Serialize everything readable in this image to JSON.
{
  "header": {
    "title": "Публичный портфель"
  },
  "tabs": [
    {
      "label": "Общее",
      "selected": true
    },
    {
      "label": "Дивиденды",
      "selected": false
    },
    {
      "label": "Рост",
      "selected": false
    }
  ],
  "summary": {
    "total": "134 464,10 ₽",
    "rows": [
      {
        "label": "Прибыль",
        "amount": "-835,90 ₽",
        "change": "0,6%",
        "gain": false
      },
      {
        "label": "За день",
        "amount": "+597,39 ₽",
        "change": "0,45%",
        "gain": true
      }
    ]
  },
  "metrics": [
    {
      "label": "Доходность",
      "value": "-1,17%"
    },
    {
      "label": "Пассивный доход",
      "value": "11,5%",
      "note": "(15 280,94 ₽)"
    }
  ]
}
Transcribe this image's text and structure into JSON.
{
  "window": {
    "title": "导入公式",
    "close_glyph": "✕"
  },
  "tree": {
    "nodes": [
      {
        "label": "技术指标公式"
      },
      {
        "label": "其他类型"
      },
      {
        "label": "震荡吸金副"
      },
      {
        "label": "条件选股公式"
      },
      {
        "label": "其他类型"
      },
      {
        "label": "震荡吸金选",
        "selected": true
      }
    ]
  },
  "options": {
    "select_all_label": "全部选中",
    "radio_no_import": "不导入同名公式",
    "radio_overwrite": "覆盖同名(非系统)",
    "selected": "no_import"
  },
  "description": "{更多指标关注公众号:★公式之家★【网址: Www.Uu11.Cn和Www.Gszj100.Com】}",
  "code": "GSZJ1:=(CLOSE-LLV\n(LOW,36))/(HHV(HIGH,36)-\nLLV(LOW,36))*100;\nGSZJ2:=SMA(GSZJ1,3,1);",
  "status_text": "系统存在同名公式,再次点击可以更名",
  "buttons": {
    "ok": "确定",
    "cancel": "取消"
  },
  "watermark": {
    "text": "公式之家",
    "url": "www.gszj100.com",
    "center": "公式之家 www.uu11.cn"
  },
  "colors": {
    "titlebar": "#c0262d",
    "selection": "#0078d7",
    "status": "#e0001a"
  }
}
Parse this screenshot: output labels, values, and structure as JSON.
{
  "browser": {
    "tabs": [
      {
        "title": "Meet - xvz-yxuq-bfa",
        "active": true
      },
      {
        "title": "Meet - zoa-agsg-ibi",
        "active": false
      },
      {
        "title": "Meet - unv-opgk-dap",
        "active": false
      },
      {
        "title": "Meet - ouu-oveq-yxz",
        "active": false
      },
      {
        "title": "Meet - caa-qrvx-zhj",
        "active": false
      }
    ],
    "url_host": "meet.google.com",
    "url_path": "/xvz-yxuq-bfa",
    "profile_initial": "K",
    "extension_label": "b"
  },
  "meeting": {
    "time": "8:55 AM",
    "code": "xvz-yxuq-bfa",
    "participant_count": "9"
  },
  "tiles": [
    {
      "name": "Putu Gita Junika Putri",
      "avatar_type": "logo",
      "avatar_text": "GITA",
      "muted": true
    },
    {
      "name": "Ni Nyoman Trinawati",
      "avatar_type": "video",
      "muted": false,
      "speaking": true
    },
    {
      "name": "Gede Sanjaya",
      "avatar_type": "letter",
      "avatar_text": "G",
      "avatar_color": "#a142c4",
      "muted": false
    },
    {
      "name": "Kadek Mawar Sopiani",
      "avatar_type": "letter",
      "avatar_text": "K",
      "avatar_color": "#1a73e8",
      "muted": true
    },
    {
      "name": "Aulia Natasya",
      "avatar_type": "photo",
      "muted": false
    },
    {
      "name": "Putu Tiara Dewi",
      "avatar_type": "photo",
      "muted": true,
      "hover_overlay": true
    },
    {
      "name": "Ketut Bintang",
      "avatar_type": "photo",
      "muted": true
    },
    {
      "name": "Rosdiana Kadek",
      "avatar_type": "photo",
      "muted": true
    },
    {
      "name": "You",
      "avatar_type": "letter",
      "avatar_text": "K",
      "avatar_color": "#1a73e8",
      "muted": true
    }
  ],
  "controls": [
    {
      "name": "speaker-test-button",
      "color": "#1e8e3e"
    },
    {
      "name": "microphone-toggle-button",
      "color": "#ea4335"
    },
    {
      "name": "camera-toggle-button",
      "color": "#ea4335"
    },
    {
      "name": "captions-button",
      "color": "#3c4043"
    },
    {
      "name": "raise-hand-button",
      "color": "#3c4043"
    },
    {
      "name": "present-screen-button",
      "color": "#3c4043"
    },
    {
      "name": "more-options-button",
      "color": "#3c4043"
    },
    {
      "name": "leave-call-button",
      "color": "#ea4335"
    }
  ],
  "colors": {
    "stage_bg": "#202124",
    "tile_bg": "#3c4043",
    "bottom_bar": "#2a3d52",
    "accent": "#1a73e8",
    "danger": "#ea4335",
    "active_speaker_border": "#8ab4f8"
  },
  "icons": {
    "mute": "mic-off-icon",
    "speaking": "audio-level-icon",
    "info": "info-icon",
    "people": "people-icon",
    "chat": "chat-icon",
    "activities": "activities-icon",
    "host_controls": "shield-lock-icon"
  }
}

========

- _EXERCISE_: Across the entries above, how many lines contain "JSON"? Provide only the count.

- _WRITTEN RESPONSE_: 3